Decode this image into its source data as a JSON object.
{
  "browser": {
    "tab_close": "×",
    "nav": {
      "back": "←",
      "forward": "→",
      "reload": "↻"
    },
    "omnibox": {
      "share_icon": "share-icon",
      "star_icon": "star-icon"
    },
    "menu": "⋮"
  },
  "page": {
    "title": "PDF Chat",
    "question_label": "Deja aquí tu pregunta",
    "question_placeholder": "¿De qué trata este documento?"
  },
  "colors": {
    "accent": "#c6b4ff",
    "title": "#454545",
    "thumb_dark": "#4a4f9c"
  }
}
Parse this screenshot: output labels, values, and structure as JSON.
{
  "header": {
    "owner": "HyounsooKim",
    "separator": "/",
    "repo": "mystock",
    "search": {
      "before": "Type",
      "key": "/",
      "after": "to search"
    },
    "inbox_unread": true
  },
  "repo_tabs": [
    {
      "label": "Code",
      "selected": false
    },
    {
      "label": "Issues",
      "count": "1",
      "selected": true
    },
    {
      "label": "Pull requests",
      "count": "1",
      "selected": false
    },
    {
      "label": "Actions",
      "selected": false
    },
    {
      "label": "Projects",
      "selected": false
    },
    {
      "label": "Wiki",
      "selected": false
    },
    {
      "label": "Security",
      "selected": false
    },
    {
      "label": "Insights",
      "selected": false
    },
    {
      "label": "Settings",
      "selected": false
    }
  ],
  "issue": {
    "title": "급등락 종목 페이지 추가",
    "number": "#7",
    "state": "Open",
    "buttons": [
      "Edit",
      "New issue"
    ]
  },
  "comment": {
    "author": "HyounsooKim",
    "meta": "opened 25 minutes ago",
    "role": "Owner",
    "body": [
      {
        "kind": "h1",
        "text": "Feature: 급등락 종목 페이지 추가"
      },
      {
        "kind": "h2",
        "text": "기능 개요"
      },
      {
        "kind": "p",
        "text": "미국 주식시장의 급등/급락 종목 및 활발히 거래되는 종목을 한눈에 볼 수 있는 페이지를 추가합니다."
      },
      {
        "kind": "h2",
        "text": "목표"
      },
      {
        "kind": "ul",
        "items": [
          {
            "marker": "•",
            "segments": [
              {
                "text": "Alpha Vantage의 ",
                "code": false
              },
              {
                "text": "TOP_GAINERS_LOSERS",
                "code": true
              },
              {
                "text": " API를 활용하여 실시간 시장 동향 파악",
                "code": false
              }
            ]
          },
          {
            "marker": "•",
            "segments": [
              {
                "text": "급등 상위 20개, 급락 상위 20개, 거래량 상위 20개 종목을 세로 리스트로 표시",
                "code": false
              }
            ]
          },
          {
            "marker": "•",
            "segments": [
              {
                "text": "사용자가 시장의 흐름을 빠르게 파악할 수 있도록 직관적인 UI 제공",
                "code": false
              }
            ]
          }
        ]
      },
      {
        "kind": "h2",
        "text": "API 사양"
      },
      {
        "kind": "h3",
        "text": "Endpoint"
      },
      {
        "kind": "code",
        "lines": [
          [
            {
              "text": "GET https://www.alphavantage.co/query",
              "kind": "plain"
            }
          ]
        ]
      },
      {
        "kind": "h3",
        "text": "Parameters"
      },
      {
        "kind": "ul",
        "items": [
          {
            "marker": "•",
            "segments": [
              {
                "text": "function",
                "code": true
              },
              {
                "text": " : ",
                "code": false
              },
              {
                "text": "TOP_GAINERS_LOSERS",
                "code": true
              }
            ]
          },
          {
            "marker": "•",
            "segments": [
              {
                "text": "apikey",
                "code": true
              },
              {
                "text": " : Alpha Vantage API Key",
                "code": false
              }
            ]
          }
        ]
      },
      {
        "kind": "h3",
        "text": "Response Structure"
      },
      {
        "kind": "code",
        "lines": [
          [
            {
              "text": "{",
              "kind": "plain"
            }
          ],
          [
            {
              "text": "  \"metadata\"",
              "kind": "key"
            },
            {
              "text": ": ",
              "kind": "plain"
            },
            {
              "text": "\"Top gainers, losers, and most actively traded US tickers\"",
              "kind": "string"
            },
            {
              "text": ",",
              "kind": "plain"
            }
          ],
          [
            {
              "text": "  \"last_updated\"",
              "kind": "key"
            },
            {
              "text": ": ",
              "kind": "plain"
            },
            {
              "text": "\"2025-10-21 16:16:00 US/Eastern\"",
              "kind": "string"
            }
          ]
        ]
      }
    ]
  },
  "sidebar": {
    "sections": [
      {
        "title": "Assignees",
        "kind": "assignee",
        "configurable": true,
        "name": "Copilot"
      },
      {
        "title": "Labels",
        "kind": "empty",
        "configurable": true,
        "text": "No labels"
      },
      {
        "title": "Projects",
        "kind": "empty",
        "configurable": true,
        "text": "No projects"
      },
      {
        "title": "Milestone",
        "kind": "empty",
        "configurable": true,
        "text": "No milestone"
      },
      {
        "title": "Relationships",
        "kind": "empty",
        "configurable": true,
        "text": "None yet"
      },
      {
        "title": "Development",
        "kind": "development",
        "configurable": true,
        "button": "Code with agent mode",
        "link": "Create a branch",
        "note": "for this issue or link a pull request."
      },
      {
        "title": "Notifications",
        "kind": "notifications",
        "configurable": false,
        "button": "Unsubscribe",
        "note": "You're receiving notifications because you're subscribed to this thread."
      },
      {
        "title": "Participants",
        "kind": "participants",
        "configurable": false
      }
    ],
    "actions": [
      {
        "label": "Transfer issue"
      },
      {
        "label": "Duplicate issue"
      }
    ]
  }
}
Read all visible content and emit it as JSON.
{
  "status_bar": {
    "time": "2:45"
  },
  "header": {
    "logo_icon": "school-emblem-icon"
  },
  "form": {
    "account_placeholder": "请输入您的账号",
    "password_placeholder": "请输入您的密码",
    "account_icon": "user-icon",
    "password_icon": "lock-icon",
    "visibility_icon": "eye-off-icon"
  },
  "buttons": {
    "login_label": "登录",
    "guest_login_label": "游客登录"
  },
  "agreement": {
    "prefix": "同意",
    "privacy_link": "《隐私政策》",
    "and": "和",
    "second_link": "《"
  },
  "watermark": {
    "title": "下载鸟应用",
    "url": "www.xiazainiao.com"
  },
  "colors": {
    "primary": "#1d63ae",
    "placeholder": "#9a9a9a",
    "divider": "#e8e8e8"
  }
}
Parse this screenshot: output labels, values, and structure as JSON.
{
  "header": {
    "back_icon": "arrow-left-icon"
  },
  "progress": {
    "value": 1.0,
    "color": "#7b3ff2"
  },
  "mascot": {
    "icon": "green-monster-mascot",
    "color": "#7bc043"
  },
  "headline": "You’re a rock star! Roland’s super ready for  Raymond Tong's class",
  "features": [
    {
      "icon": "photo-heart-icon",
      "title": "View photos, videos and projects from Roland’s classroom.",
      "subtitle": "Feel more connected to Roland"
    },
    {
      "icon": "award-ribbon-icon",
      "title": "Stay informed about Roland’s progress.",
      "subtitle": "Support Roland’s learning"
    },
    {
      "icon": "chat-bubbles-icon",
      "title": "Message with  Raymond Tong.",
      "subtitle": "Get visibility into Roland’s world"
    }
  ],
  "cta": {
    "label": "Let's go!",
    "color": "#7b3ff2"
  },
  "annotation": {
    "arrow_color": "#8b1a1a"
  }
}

■ ■ ■ ■ ■

WRITTEN REQUEST:
Write out the full listing, keeping every line exactly as it is.

SOLUTION TO THIS TASK:
Decode this image into its source data as a JSON object.
{
  "browser": {
    "tab_close": "×",
    "nav": {
      "back": "←",
      "forward": "→",
      "reload": "↻"
    },
    "omnibox": {
      "share_icon": "share-icon",
      "star_icon": "star-icon"
    },
    "menu": "⋮"
  },
  "page": {
    "title": "PDF Chat",
    "question_label": "Deja aquí tu pregunta",
    "question_placeholder": "¿De qué trata este documento?"
  },
  "colors": {
    "accent": "#c6b4ff",
    "title": "#454545",
    "thumb_dark": "#4a4f9c"
  }
}
Parse this screenshot: output labels, values, and structure as JSON.
{
  "header": {
    "owner": "HyounsooKim",
    "separator": "/",
    "repo": "mystock",
    "search": {
      "before": "Type",
      "key": "/",
      "after": "to search"
    },
    "inbox_unread": true
  },
  "repo_tabs": [
    {
      "label": "Code",
      "selected": false
    },
    {
      "label": "Issues",
      "count": "1",
      "selected": true
    },
    {
      "label": "Pull requests",
      "count": "1",
      "selected": false
    },
    {
      "label": "Actions",
      "selected": false
    },
    {
      "label": "Projects",
      "selected": false
    },
    {
      "label": "Wiki",
      "selected": false
    },
    {
      "label": "Security",
      "selected": false
    },
    {
      "label": "Insights",
      "selected": false
    },
    {
      "label": "Settings",
      "selected": false
    }
  ],
  "issue": {
    "title": "급등락 종목 페이지 추가",
    "number": "#7",
    "state": "Open",
    "buttons": [
      "Edit",
      "New issue"
    ]
  },
  "comment": {
    "author": "HyounsooKim",
    "meta": "opened 25 minutes ago",
    "role": "Owner",
    "body": [
      {
        "kind": "h1",
        "text": "Feature: 급등락 종목 페이지 추가"
      },
      {
        "kind": "h2",
        "text": "기능 개요"
      },
      {
        "kind": "p",
        "text": "미국 주식시장의 급등/급락 종목 및 활발히 거래되는 종목을 한눈에 볼 수 있는 페이지를 추가합니다."
      },
      {
        "kind": "h2",
        "text": "목표"
      },
      {
        "kind": "ul",
        "items": [
          {
            "marker": "•",
            "segments": [
              {
                "text": "Alpha Vantage의 ",
                "code": false
              },
              {
                "text": "TOP_GAINERS_LOSERS",
                "code": true
              },
              {
                "text": " API를 활용하여 실시간 시장 동향 파악",
                "code": false
              }
            ]
          },
          {
            "marker": "•",
            "segments": [
              {
                "text": "급등 상위 20개, 급락 상위 20개, 거래량 상위 20개 종목을 세로 리스트로 표시",
                "code": false
              }
            ]
          },
          {
            "marker": "•",
            "segments": [
              {
                "text": "사용자가 시장의 흐름을 빠르게 파악할 수 있도록 직관적인 UI 제공",
                "code": false
              }
            ]
          }
        ]
      },
      {
        "kind": "h2",
        "text": "API 사양"
      },
      {
        "kind": "h3",
        "text": "Endpoint"
      },
      {
        "kind": "code",
        "lines": [
          [
            {
              "text": "GET https://www.alphavantage.co/query",
              "kind": "plain"
            }
          ]
        ]
      },
      {
        "kind": "h3",
        "text": "Parameters"
      },
      {
        "kind": "ul",
        "items": [
          {
            "marker": "•",
            "segments": [
              {
                "text": "function",
                "code": true
              },
              {
                "text": " : ",
                "code": false
              },
              {
                "text": "TOP_GAINERS_LOSERS",
                "code": true
              }
            ]
          },
          {
            "marker": "•",
            "segments": [
              {
                "text": "apikey",
                "code": true
              },
              {
                "text": " : Alpha Vantage API Key",
                "code": false
              }
            ]
          }
        ]
      },
      {
        "kind": "h3",
        "text": "Response Structure"
      },
      {
        "kind": "code",
        "lines": [
          [
            {
              "text": "{",
              "kind": "plain"
            }
          ],
          [
            {
              "text": "  \"metadata\"",
              "kind": "key"
            },
            {
              "text": ": ",
              "kind": "plain"
            },
            {
              "text": "\"Top gainers, losers, and most actively traded US tickers\"",
              "kind": "string"
            },
            {
              "text": ",",
              "kind": "plain"
            }
          ],
          [
            {
              "text": "  \"last_updated\"",
              "kind": "key"
            },
            {
              "text": ": ",
              "kind": "plain"
            },
            {
              "text": "\"2025-10-21 16:16:00 US/Eastern\"",
              "kind": "string"
            }
          ]
        ]
      }
    ]
  },
  "sidebar": {
    "sections": [
      {
        "title": "Assignees",
        "kind": "assignee",
        "configurable": true,
        "name": "Copilot"
      },
      {
        "title": "Labels",
        "kind": "empty",
        "configurable": true,
        "text": "No labels"
      },
      {
        "title": "Projects",
        "kind": "empty",
        "configurable": true,
        "text": "No projects"
      },
      {
        "title": "Milestone",
        "kind": "empty",
        "configurable": true,
        "text": "No milestone"
      },
      {
        "title": "Relationships",
        "kind": "empty",
        "configurable": true,
        "text": "None yet"
      },
      {
        "title": "Development",
        "kind": "development",
        "configurable": true,
        "button": "Code with agent mode",
        "link": "Create a branch",
        "note": "for this issue or link a pull request."
      },
      {
        "title": "Notifications",
        "kind": "notifications",
        "configurable": false,
        "button": "Unsubscribe",
        "note": "You're receiving notifications because you're subscribed to this thread."
      },
      {
        "title": "Participants",
        "kind": "participants",
        "configurable": false
      }
    ],
    "actions": [
      {
        "label": "Transfer issue"
      },
      {
        "label": "Duplicate issue"
      }
    ]
  }
}
Read all visible content and emit it as JSON.
{
  "status_bar": {
    "time": "2:45"
  },
  "header": {
    "logo_icon": "school-emblem-icon"
  },
  "form": {
    "account_placeholder": "请输入您的账号",
    "password_placeholder": "请输入您的密码",
    "account_icon": "user-icon",
    "password_icon": "lock-icon",
    "visibility_icon": "eye-off-icon"
  },
  "buttons": {
    "login_label": "登录",
    "guest_login_label": "游客登录"
  },
  "agreement": {
    "prefix": "同意",
    "privacy_link": "《隐私政策》",
    "and": "和",
    "second_link": "《"
  },
  "watermark": {
    "title": "下载鸟应用",
    "url": "www.xiazainiao.com"
  },
  "colors": {
    "primary": "#1d63ae",
    "placeholder": "#9a9a9a",
    "divider": "#e8e8e8"
  }
}
Parse this screenshot: output labels, values, and structure as JSON.
{
  "header": {
    "back_icon": "arrow-left-icon"
  },
  "progress": {
    "value": 1.0,
    "color": "#7b3ff2"
  },
  "mascot": {
    "icon": "green-monster-mascot",
    "color": "#7bc043"
  },
  "headline": "You’re a rock star! Roland’s super ready for  Raymond Tong's class",
  "features": [
    {
      "icon": "photo-heart-icon",
      "title": "View photos, videos and projects from Roland’s classroom.",
      "subtitle": "Feel more connected to Roland"
    },
    {
      "icon": "award-ribbon-icon",
      "title": "Stay informed about Roland’s progress.",
      "subtitle": "Support Roland’s learning"
    },
    {
      "icon": "chat-bubbles-icon",
      "title": "Message with  Raymond Tong.",
      "subtitle": "Get visibility into Roland’s world"
    }
  ],
  "cta": {
    "label": "Let's go!",
    "color": "#7b3ff2"
  },
  "annotation": {
    "arrow_color": "#8b1a1a"
  }
}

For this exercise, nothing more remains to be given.